**TO DO:** The records that follow should be retyped word for word.
☆ ☆ ☆
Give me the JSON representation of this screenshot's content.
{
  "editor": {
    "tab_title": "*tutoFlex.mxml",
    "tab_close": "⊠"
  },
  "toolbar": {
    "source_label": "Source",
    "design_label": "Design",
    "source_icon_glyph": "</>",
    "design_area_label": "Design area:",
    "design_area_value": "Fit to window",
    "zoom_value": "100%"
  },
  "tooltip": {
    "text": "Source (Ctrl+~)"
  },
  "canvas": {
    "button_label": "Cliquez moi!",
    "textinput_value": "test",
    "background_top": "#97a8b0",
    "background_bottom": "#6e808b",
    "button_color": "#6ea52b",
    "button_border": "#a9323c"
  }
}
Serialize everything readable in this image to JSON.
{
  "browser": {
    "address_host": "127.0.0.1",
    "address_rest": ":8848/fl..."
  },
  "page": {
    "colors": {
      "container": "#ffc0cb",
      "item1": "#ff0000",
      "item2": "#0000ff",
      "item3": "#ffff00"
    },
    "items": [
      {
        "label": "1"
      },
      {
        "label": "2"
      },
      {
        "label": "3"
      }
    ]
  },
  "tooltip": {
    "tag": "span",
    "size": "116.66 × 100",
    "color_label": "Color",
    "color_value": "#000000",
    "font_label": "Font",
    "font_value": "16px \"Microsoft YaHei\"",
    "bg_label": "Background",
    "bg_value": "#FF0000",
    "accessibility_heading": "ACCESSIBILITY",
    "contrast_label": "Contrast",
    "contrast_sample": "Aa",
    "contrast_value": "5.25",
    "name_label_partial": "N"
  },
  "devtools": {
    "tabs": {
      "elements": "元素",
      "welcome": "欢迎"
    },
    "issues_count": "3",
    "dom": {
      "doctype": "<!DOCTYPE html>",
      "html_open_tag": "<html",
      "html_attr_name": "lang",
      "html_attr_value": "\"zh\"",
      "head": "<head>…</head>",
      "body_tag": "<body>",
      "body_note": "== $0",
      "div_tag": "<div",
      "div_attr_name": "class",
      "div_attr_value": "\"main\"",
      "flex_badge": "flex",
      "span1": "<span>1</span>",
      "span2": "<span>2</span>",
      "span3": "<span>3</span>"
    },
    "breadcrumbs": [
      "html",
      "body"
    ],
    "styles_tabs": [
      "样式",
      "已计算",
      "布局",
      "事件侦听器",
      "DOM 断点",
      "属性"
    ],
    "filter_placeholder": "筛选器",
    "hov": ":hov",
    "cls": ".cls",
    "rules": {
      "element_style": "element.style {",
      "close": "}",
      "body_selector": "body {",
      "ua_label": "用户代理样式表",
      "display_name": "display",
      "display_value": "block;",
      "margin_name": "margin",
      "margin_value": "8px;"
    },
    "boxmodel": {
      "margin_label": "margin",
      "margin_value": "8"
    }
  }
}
☆ ☆ ☆
**FINAL RESULT:**
Give me the JSON representation of this screenshot's content.
{
  "editor": {
    "tab_title": "*tutoFlex.mxml",
    "tab_close": "⊠"
  },
  "toolbar": {
    "source_label": "Source",
    "design_label": "Design",
    "source_icon_glyph": "</>",
    "design_area_label": "Design area:",
    "design_area_value": "Fit to window",
    "zoom_value": "100%"
  },
  "tooltip": {
    "text": "Source (Ctrl+~)"
  },
  "canvas": {
    "button_label": "Cliquez moi!",
    "textinput_value": "test",
    "background_top": "#97a8b0",
    "background_bottom": "#6e808b",
    "button_color": "#6ea52b",
    "button_border": "#a9323c"
  }
}
Serialize everything readable in this image to JSON.
{
  "browser": {
    "address_host": "127.0.0.1",
    "address_rest": ":8848/fl..."
  },
  "page": {
    "colors": {
      "container": "#ffc0cb",
      "item1": "#ff0000",
      "item2": "#0000ff",
      "item3": "#ffff00"
    },
    "items": [
      {
        "label": "1"
      },
      {
        "label": "2"
      },
      {
        "label": "3"
      }
    ]
  },
  "tooltip": {
    "tag": "span",
    "size": "116.66 × 100",
    "color_label": "Color",
    "color_value": "#000000",
    "font_label": "Font",
    "font_value": "16px \"Microsoft YaHei\"",
    "bg_label": "Background",
    "bg_value": "#FF0000",
    "accessibility_heading": "ACCESSIBILITY",
    "contrast_label": "Contrast",
    "contrast_sample": "Aa",
    "contrast_value": "5.25",
    "name_label_partial": "N"
  },
  "devtools": {
    "tabs": {
      "elements": "元素",
      "welcome": "欢迎"
    },
    "issues_count": "3",
    "dom": {
      "doctype": "<!DOCTYPE html>",
      "html_open_tag": "<html",
      "html_attr_name": "lang",
      "html_attr_value": "\"zh\"",
      "head": "<head>…</head>",
      "body_tag": "<body>",
      "body_note": "== $0",
      "div_tag": "<div",
      "div_attr_name": "class",
      "div_attr_value": "\"main\"",
      "flex_badge": "flex",
      "span1": "<span>1</span>",
      "span2": "<span>2</span>",
      "span3": "<span>3</span>"
    },
    "breadcrumbs": [
      "html",
      "body"
    ],
    "styles_tabs": [
      "样式",
      "已计算",
      "布局",
      "事件侦听器",
      "DOM 断点",
      "属性"
    ],
    "filter_placeholder": "筛选器",
    "hov": ":hov",
    "cls": ".cls",
    "rules": {
      "element_style": "element.style {",
      "close": "}",
      "body_selector": "body {",
      "ua_label": "用户代理样式表",
      "display_name": "display",
      "display_value": "block;",
      "margin_name": "margin",
      "margin_value": "8px;"
    },
    "boxmodel": {
      "margin_label": "margin",
      "margin_value": "8"
    }
  }
}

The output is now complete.